• **Exercise details**
Copy out word for word the lines in the records below, beginning at the line that has "- headline-line-2: understanding" and stopping after the line that has "- bar: [285, 428, 362, 442]".

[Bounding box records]

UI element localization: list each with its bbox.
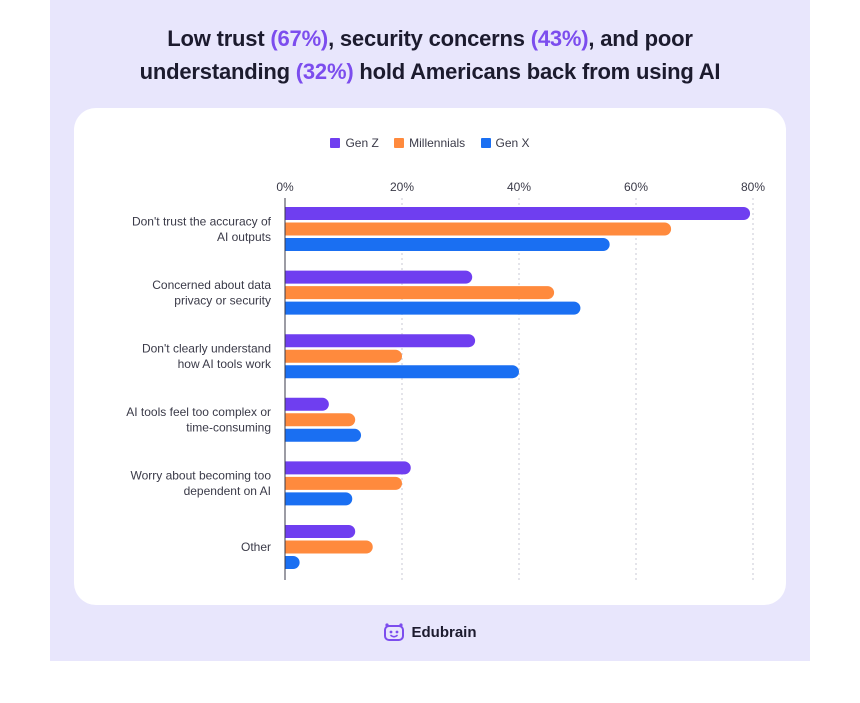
- headline-line-2: understanding (32%) hold Americans back …: [50, 55, 810, 88]
- bar: [285, 222, 672, 236]
- category-label: Don't trust the accuracy of: [132, 214, 272, 228]
- headline-text: Low trust: [167, 26, 271, 51]
- category-label: AI tools feel too complex or: [126, 405, 271, 419]
- robot-face-icon: [384, 623, 405, 641]
- headline-text: hold Americans back from using AI: [353, 59, 721, 84]
- brand-footer: Edubrain: [0, 622, 860, 642]
- bar: [285, 492, 353, 506]
- x-tick-label: 80%: [741, 180, 765, 194]
- bar: [285, 207, 751, 220]
- category-label: time-consuming: [186, 421, 271, 435]
- legend-label-millennials: Millennials: [409, 136, 466, 150]
- legend-swatch-gen-z: [330, 138, 341, 148]
- chart-card: [74, 108, 786, 605]
- headline-text: , security concerns: [328, 26, 531, 51]
- brand-name: Edubrain: [411, 623, 477, 641]
- bar: [285, 397, 329, 411]
- bar: [285, 270, 473, 284]
- legend-swatch-gen-x: [480, 138, 491, 148]
- headline-highlight-security: (43%): [530, 26, 589, 51]
- bar: [285, 428, 362, 442]
- category-label: AI outputs: [217, 230, 271, 244]
- headline-highlight-trust: (67%): [270, 26, 329, 51]
- chart-headline: Low trust (67%), security concerns (43%)…: [50, 22, 810, 88]
- category-label: Concerned about data: [152, 278, 271, 292]
- x-tick-label: 40%: [507, 180, 531, 194]
- category-label: privacy or security: [174, 293, 271, 307]
- category-label: how AI tools work: [178, 357, 272, 371]
- x-tick-label: 60%: [624, 180, 648, 194]
- headline-line-1: Low trust (67%), security concerns (43%)…: [50, 22, 810, 55]
- bar: [285, 286, 555, 300]
- bar: [285, 349, 402, 363]
- legend-item-gen-x[interactable]: Gen X: [480, 136, 530, 150]
- headline-highlight-understanding: (32%): [295, 59, 354, 84]
- category-label: Worry about becoming too: [130, 469, 271, 483]
- legend-item-millennials[interactable]: Millennials: [394, 136, 465, 150]
- category-label: dependent on AI: [184, 484, 271, 498]
- bar: [285, 238, 610, 251]
- headline-text: understanding: [139, 59, 296, 84]
- bar: [285, 525, 356, 538]
- bar: [285, 413, 356, 427]
- category-label: Other: [241, 540, 271, 554]
- category-label: Don't clearly understand: [142, 341, 271, 355]
- legend-swatch-millennials: [394, 138, 405, 148]
- bar: [285, 540, 373, 554]
- x-tick-label: 20%: [390, 180, 414, 194]
- bar: [285, 301, 581, 315]
- bar: [285, 365, 519, 379]
- legend-item-gen-z[interactable]: Gen Z: [330, 136, 379, 150]
- bar: [285, 556, 300, 569]
- legend-label-gen-x: Gen X: [495, 136, 530, 150]
- bar: [285, 476, 402, 490]
- bar: [285, 461, 411, 475]
- bar: [285, 334, 476, 348]
- chart-legend: Gen Z Millennials Gen X: [0, 136, 860, 151]
- headline-text: , and poor: [588, 26, 693, 51]
- legend-label-gen-z: Gen Z: [345, 136, 379, 150]
- x-tick-label: 0%: [276, 180, 294, 194]
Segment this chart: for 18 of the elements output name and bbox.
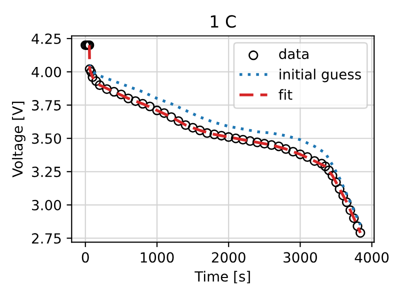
y-axis-title: Voltage [V] [12, 102, 26, 178]
y-tick-label: 3.50 [32, 133, 61, 144]
x-tick-label: 3000 [284, 252, 317, 263]
legend-label: data [279, 48, 308, 60]
legend-label: initial guess [280, 68, 361, 82]
y-tick-label: 3.75 [32, 100, 61, 111]
y-tick-label: 2.75 [32, 233, 61, 244]
y-tick-label: 3.00 [32, 200, 61, 210]
x-tick-label: 4000 [354, 252, 389, 263]
x-tick-label: 1000 [140, 252, 174, 263]
y-tick-label: 4.25 [32, 34, 61, 44]
x-tick-label: 2000 [212, 252, 246, 263]
y-tick-label: 4.00 [32, 66, 61, 78]
x-tick-label: 0 [82, 252, 89, 263]
y-tick-label: 3.25 [32, 166, 61, 178]
chart-title: 1 C [210, 15, 236, 28]
legend-label: fit [278, 89, 292, 100]
x-axis-title: Time [s] [194, 270, 250, 284]
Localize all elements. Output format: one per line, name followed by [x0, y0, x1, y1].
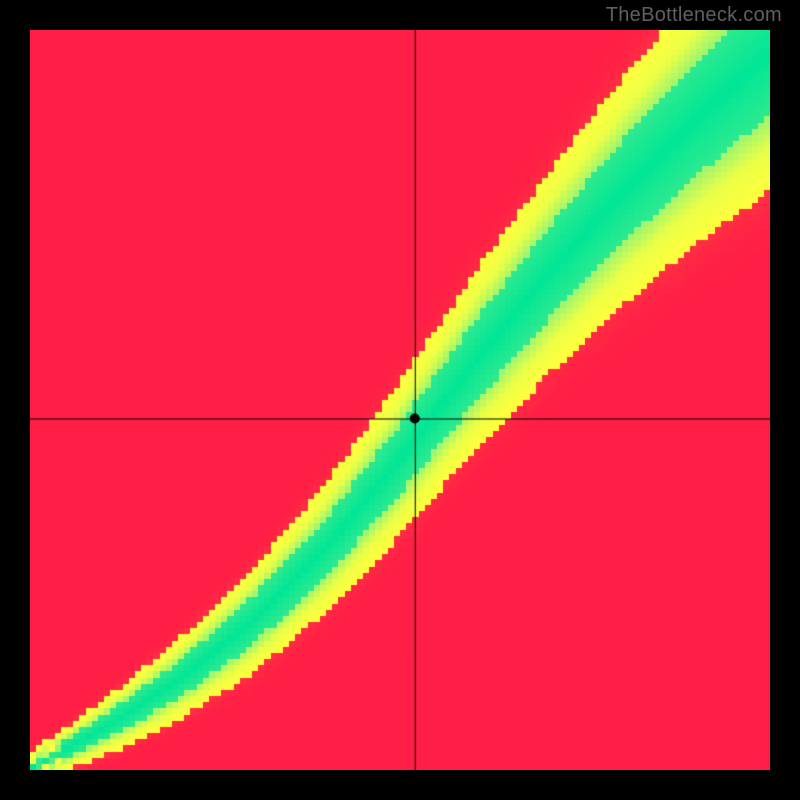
attribution-text: TheBottleneck.com	[606, 4, 782, 27]
chart-container: TheBottleneck.com	[0, 0, 800, 800]
heatmap-canvas	[30, 30, 770, 770]
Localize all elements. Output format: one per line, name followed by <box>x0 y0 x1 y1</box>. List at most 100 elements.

• **Solution to the problem**
- headline-line-2: understanding (32%) hold Americans back …: [50, 55, 810, 88]
- bar: [285, 222, 672, 236]
- category-label: Don't trust the accuracy of: [132, 214, 272, 228]
- headline-text: Low trust: [167, 26, 271, 51]
- category-label: AI tools feel too complex or: [126, 405, 271, 419]
- robot-face-icon: [384, 623, 405, 641]
- headline-text: hold Americans back from using AI: [353, 59, 721, 84]
- brand-footer: Edubrain: [0, 622, 860, 642]
- bar: [285, 492, 353, 506]
- x-tick-label: 80%: [741, 180, 765, 194]
- bar: [285, 207, 751, 220]
- category-label: time-consuming: [186, 421, 271, 435]
- legend-label-millennials: Millennials: [409, 136, 466, 150]
- legend-swatch-gen-z: [330, 138, 341, 148]
- chart-card: [74, 108, 786, 605]
- headline-text: , security concerns: [328, 26, 531, 51]
- brand-name: Edubrain: [411, 623, 477, 641]
- bar: [285, 397, 329, 411]
- bar: [285, 270, 473, 284]
- legend-swatch-gen-x: [480, 138, 491, 148]
- headline-highlight-security: (43%): [530, 26, 589, 51]
- bar: [285, 428, 362, 442]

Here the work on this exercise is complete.